• [Dataset]:
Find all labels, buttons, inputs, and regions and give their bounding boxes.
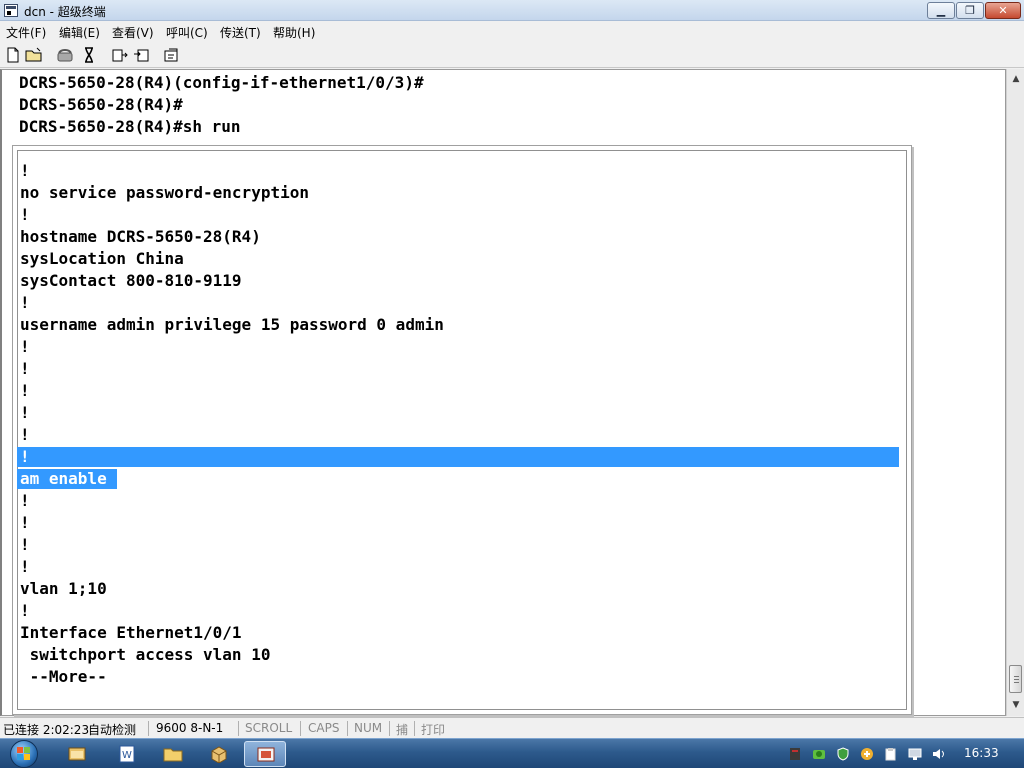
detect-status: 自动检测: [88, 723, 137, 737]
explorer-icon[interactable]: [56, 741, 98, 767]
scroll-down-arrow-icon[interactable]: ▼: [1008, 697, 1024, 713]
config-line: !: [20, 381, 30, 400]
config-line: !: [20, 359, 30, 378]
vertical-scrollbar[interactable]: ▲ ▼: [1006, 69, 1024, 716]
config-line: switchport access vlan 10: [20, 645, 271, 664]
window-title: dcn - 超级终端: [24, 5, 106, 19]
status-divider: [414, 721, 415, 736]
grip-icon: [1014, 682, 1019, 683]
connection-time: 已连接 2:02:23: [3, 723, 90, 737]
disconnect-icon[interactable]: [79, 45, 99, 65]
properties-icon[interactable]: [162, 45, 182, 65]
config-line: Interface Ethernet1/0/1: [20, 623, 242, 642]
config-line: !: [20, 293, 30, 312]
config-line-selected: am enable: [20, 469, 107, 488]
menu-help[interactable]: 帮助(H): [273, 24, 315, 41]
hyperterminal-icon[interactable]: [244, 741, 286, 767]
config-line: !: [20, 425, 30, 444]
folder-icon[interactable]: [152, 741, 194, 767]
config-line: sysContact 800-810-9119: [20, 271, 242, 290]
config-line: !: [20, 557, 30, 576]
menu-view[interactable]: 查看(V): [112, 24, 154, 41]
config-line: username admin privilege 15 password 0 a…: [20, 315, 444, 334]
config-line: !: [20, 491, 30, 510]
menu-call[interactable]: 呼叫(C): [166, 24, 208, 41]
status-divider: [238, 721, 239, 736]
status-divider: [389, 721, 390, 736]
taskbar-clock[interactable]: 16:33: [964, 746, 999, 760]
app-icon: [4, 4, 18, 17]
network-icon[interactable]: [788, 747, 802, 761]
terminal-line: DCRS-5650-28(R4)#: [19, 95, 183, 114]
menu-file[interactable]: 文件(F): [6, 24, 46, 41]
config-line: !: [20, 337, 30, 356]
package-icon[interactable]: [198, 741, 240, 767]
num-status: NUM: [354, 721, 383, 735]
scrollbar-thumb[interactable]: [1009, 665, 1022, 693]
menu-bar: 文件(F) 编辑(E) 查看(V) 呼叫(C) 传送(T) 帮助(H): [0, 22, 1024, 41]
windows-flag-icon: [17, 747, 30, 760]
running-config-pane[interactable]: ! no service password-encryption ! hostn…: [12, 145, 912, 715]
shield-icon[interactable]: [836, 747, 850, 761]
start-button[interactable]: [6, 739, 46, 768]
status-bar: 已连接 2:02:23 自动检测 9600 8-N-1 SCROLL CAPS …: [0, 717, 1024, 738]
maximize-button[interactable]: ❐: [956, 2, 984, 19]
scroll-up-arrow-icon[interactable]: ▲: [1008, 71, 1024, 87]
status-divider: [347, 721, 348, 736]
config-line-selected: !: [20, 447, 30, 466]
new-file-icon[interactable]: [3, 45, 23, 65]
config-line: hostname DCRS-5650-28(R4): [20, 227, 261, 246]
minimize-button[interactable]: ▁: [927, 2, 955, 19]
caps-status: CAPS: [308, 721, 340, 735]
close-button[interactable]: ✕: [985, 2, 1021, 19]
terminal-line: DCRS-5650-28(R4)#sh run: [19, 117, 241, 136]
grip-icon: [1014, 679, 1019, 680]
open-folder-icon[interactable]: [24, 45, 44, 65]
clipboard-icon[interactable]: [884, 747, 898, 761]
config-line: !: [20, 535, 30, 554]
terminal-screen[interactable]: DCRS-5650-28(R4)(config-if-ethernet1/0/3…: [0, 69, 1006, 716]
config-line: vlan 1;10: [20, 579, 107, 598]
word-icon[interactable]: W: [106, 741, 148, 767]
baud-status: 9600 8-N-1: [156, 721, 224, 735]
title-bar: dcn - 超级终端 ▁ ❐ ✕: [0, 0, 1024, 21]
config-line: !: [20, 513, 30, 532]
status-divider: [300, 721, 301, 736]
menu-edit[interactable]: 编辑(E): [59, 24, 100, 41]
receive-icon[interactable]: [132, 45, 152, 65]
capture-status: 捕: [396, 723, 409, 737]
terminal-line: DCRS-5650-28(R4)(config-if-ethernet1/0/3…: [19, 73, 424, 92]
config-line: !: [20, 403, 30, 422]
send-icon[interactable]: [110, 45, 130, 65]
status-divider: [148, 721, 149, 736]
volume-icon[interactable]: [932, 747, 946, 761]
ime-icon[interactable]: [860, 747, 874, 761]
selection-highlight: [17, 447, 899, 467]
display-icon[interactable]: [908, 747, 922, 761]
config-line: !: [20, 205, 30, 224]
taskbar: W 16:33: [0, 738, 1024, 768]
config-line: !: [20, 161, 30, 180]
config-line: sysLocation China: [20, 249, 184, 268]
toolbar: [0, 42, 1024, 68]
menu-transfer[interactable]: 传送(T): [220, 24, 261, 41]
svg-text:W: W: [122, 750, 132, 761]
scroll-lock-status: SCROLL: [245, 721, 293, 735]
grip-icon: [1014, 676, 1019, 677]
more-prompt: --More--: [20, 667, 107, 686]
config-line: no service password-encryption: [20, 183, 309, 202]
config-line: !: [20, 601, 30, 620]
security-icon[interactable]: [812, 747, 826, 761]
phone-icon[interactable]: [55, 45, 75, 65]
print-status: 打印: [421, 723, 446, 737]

---

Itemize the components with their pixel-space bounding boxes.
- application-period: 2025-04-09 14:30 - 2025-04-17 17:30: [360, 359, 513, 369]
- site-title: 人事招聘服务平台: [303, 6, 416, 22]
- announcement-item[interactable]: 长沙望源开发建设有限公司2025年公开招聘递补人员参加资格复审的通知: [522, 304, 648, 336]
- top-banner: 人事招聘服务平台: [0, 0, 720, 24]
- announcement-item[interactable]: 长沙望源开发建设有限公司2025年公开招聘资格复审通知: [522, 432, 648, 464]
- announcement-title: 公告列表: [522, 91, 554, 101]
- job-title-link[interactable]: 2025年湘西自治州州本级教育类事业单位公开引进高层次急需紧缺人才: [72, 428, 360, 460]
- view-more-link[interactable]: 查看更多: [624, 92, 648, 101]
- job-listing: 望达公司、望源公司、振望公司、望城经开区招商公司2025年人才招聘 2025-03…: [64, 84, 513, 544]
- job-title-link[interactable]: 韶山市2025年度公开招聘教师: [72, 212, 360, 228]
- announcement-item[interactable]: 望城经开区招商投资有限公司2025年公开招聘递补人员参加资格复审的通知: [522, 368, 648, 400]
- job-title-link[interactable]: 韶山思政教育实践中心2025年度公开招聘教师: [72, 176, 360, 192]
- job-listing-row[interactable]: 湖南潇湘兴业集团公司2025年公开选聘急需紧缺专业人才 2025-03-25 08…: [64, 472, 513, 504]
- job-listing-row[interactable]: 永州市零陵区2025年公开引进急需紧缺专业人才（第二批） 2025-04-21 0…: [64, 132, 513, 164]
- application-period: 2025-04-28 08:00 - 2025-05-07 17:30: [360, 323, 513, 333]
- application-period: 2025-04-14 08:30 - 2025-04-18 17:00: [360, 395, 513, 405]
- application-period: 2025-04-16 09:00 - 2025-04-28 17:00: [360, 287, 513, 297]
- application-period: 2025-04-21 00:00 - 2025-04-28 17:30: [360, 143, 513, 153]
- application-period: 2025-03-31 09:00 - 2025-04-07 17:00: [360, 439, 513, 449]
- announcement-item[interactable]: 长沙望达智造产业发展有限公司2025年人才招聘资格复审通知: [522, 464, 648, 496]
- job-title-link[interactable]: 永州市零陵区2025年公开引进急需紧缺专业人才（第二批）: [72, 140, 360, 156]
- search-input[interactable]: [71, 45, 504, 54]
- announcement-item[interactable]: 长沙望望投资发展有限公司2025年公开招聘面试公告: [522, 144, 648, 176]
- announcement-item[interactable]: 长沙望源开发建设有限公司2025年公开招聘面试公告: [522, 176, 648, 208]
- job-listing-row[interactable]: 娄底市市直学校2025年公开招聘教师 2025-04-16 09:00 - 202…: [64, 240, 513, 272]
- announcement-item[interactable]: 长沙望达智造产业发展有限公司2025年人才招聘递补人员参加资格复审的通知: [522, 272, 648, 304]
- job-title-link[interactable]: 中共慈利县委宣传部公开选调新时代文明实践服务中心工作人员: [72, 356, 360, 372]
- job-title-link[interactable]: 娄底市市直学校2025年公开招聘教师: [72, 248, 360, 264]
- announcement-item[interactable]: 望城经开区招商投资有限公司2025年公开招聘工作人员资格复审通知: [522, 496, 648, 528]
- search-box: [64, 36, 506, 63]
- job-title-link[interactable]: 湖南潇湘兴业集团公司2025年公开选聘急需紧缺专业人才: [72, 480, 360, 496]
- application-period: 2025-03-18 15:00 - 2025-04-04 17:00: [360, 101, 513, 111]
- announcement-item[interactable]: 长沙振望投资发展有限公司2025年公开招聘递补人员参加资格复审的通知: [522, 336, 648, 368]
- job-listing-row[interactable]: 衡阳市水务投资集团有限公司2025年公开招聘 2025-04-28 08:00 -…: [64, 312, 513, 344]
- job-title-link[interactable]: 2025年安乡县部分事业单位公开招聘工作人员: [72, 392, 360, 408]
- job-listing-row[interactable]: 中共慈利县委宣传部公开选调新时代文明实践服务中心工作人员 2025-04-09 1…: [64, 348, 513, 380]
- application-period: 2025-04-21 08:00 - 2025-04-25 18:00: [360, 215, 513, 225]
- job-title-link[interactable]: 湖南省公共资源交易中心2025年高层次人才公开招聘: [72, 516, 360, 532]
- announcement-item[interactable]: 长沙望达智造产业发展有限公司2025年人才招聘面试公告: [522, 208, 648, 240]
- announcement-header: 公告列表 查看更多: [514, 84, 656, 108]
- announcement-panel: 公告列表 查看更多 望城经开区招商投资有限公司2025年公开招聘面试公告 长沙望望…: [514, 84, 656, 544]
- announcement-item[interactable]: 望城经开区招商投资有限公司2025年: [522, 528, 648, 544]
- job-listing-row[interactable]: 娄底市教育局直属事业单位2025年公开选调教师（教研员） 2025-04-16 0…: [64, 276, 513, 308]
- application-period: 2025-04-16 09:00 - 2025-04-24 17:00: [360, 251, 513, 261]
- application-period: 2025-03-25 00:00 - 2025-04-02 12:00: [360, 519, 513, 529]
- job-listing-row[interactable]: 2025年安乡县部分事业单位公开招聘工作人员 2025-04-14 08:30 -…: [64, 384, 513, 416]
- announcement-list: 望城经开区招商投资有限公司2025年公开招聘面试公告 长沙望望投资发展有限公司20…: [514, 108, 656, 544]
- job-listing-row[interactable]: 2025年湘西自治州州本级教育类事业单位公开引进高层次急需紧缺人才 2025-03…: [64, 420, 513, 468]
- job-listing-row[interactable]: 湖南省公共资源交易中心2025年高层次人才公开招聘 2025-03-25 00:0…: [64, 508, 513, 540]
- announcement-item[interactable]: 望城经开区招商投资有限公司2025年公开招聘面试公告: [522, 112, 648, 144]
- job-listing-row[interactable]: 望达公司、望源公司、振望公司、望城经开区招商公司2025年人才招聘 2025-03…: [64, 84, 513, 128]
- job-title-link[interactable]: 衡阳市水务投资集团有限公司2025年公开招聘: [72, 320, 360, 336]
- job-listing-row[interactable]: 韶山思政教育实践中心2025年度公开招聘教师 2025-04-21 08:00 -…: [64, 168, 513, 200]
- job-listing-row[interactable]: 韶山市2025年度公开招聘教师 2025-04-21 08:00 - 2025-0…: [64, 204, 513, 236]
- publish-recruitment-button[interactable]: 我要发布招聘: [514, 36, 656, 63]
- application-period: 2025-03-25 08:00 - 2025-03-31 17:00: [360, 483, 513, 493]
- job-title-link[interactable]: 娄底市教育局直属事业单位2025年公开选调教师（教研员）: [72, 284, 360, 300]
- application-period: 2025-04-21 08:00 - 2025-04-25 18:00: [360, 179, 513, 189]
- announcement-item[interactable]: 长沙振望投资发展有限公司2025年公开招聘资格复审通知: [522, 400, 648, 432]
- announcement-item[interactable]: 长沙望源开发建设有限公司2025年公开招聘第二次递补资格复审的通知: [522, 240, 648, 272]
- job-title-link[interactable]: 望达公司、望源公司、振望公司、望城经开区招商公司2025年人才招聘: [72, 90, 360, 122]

---

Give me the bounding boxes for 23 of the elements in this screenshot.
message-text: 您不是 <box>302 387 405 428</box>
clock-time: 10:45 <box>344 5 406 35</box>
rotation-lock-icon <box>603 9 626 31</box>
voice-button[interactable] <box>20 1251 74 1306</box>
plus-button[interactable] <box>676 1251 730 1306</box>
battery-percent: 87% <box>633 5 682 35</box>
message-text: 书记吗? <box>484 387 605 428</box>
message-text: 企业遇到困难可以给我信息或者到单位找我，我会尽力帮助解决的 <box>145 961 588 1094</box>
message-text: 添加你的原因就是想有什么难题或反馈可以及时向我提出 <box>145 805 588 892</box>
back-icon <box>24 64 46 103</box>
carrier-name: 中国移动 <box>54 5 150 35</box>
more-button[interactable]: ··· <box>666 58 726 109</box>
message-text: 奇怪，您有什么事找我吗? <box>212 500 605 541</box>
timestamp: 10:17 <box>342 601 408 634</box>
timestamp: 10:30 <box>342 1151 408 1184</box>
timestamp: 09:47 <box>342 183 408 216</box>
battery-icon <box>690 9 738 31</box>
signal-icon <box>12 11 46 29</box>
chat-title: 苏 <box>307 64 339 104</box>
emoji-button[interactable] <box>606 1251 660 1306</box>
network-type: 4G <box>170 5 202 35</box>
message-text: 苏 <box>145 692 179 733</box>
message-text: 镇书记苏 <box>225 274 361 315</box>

• [Short task]:
Copy out the listing lines word for word, from the line with "Give me the" up to and including the line with "message-text: 镇书记苏 <box>225 274 361 315</box>".

• [Solution for this problem]:
Give me the bounding boxes for 23 of the elements in this screenshot.
message-text: 您不是 <box>302 387 405 428</box>
clock-time: 10:45 <box>344 5 406 35</box>
rotation-lock-icon <box>603 9 626 31</box>
voice-button[interactable] <box>20 1251 74 1306</box>
plus-button[interactable] <box>676 1251 730 1306</box>
battery-percent: 87% <box>633 5 682 35</box>
message-text: 书记吗? <box>484 387 605 428</box>
message-text: 企业遇到困难可以给我信息或者到单位找我，我会尽力帮助解决的 <box>145 961 588 1094</box>
message-text: 添加你的原因就是想有什么难题或反馈可以及时向我提出 <box>145 805 588 892</box>
back-icon <box>24 64 46 103</box>
carrier-name: 中国移动 <box>54 5 150 35</box>
more-button[interactable]: ··· <box>666 58 726 109</box>
message-text: 奇怪，您有什么事找我吗? <box>212 500 605 541</box>
timestamp: 10:17 <box>342 601 408 634</box>
timestamp: 10:30 <box>342 1151 408 1184</box>
timestamp: 09:47 <box>342 183 408 216</box>
battery-icon <box>690 9 738 31</box>
signal-icon <box>12 11 46 29</box>
chat-title: 苏 <box>307 64 339 104</box>
emoji-button[interactable] <box>606 1251 660 1306</box>
network-type: 4G <box>170 5 202 35</box>
message-text: 苏 <box>145 692 179 733</box>
message-text: 镇书记苏 <box>225 274 361 315</box>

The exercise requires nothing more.